Carry on the profile of actor Richard Kind, picking up right after its last sentence.
** start Selected text **
Over the past three decades, Richard Kind has worked steadily in theater and on screen, amassing more than 230 credits in film and television, including six animated Pixar movies. Working mostly in comedies, the Second City comedy troupe alumnus has played memorable supporting roles in “Mad About You,” “Red Oaks,” “Spin City,” “Argo,” “A Serious Man” and “Curb Your Enthusiasm,” to name a few.  But Kind’s latest role marks a welcome change of pace for the veteran actor. He plays the lead in “Auggie,” a sci-fi fable about a man who takes virtual reality a little too far.

From first-time feature director Matt Kane, Kind plays architect Felix Greystone, who is forced into early retirement. His wife’s career is thriving and time consuming, which leaves him alone, lonely and depressed. He finds salvation in the form of AUGGIE, a pair of augmented reality glasses that conjure up a beautiful young manifestation of his imagination (Christen Harper) to keep him company. When the virtual companion becomes an obsession, Felix’s relationships with his wife (Susan Blackwell) and daughter (Simone Policano) are threatened. 

“From the script, I could tell that it was a very good movie,” Kind, 62, told the Journal, “and it had something to say. It was a lead role, which I don’t necessarily get. And though there are funny and ironic things that happen in it, it’s not a comedy. It’s a lot like a ‘Black Mirror’ episode,” he said, referencing the Netflix series. “It’s a cautionary tale.”

Kind also acknowledged similarities to the movies “Her” and “2001: A Space Odyssey,” in which man’s relationship with machine becomes too close. “These machines are invading our lives in a way we’re not prepared for,” he said, admitting that he is wary of technology and is not an early adopter of the latest gadgets. “I am my grandfather. Whenever I have a problem I give it to my kids to figure out,” the father of Skyler, 17, and twins Samantha and Max, 14, said. “They go, ‘Dad, you type so slow!’ Old dogs, new tricks.” 

“Some people only know me as Jewish characters and I can’t change that. That’s Hollywood. I don’t want to be pigeonholed. I want to play all kinds of different roles, roles I haven’t done already.” — Richard Kind

Kind has tried virtual reality glasses on for size, and found them “pretty cool.” But filming scenes opposite a virtual character was another matter. “There’s a sex scene in it that’s not so sexy. It was very difficult to act that. You usually get energy and reaction from the eyes of the person you’re talking to, and here I’m having an intimate conversation talking to air,” he said. “I’ve acted with green screen a lot and I don’t enjoy it, but that’s the nature of filmmaking today.”

Kind has wanted to act since childhood, when his grandparents would take him to Broadway shows and he got involved with school plays. Although he was pre-law at Northwestern University, he decided to take a year off to see if he could make a go of it in theater. He worked on stage for a decade before breaking into TV in the mid-1980s, and has continued to act in plays like “The Producers,” “Travesties,” “Candide” and “The Big Knife,” for which he was nominated for a Tony Award.
** end Selected text **
** start Recorded data **
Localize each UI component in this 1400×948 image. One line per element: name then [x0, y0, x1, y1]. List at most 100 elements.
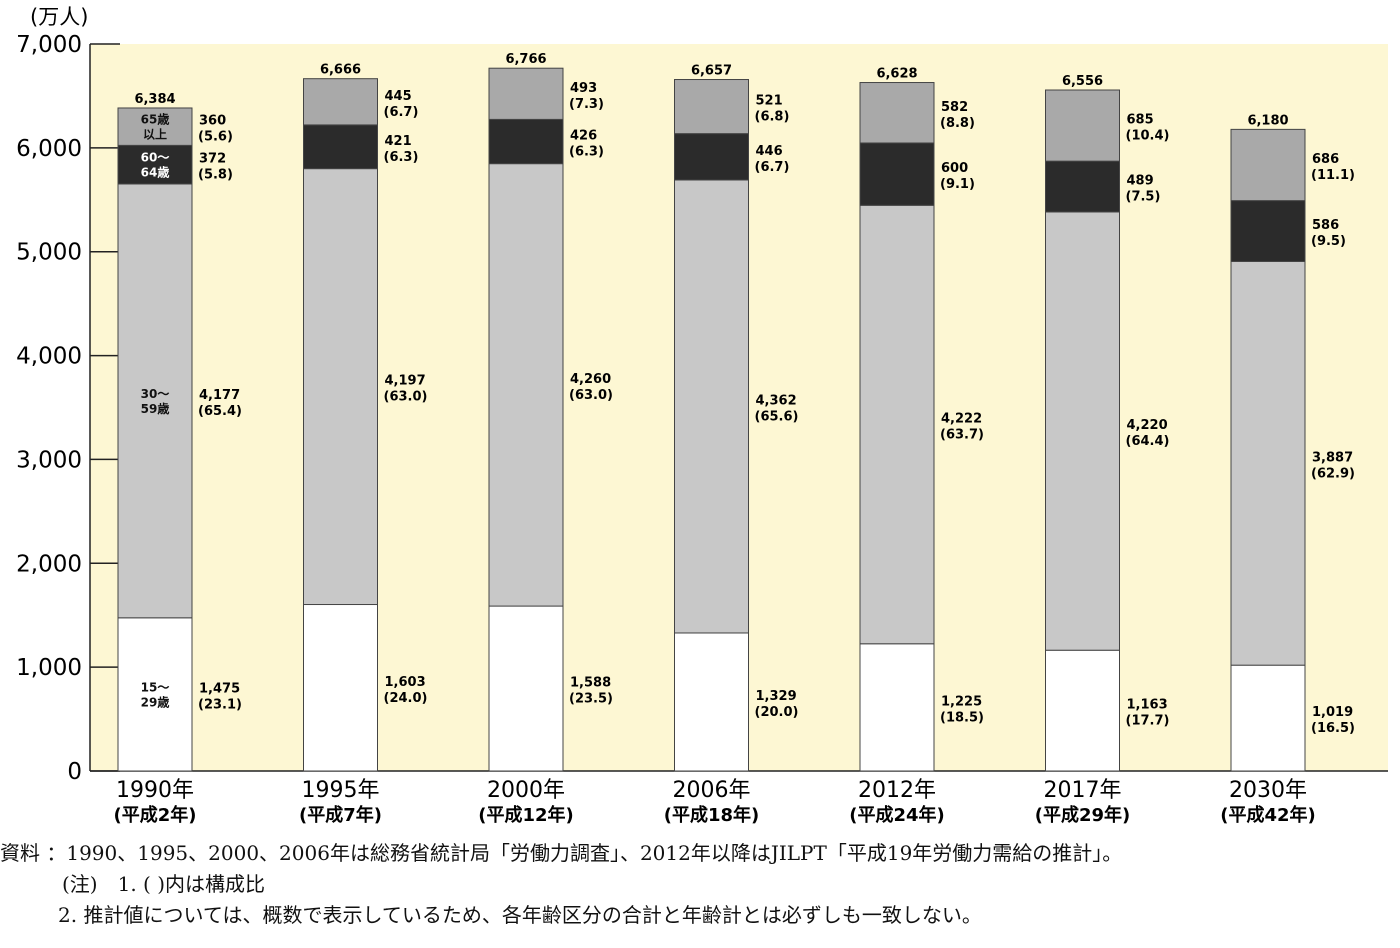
** end Recorded data **
Response:
He has several upcoming roles on TV, including Spectrum’s reboot of “Mad About You,” reprising his role as Dr. Mark Devanow. “I joke that people under 30 will not know the show, and people over 30 will not be able to find it,” he said. Debuting Nov. 20, the sitcom picks up two decades after we last saw the Buchmans (Paul Reiser, Helen Hunt), whose baby daughter Mabel is now going off to college. “The original show was of such high quality and we’re only on the first episode but it’s superior writing,” Kind said. “It’s not good — it’s great.”

He will also appear this season in an episode of “A Million Little Things” as an old friend of the deceased character Jon (Ron Livingston) who just found about his death, and he’ll continue to guest-star as Ira Rosenbloom on “Young Sheldon.” He’ll play a hotel owner in the indie comedy “The Bellman” and a father who abandons his family in “The Magnificent Meyersons.”

Like a lot of Kind’s roles, most of these characters are Jewish. He acknowledges the typecasting, but resists it whenever possible. “Some people only know me as Jewish characters and I can’t change that. That’s Hollywood,” he said. “I don’t want to be pigeonholed. I want to play all kinds of different roles, roles I haven’t done already.”

A Spanish Jew on his mother’s side and of German ancestry on his father’s (the family name was originally Kinder), Kind grew up in a “very Reform” family. “We went to a great Reform temple
on the High Holy Days. I was bar
mitzvahed and confirmed. I’m very proud of my heritage and I believe in God,”
he said.

He grew up in Princeton, N.J., where his father owned a jewelry store, and now lives in New York, commuting to Los Angels as needed for work. “One reason I live in New York and raise my children here is they get a very diverse upbringing,” he said. “They interact with all sorts of people. I believe that diversity is the only thing that will save our world.” 

Kind is also relieved that none of his teens is interested in his notoriously precarious profession, his own success notwithstanding. “I am thrilled,” he said. “I have raised them well.”

“Auggie” opens in theaters Sept. 20.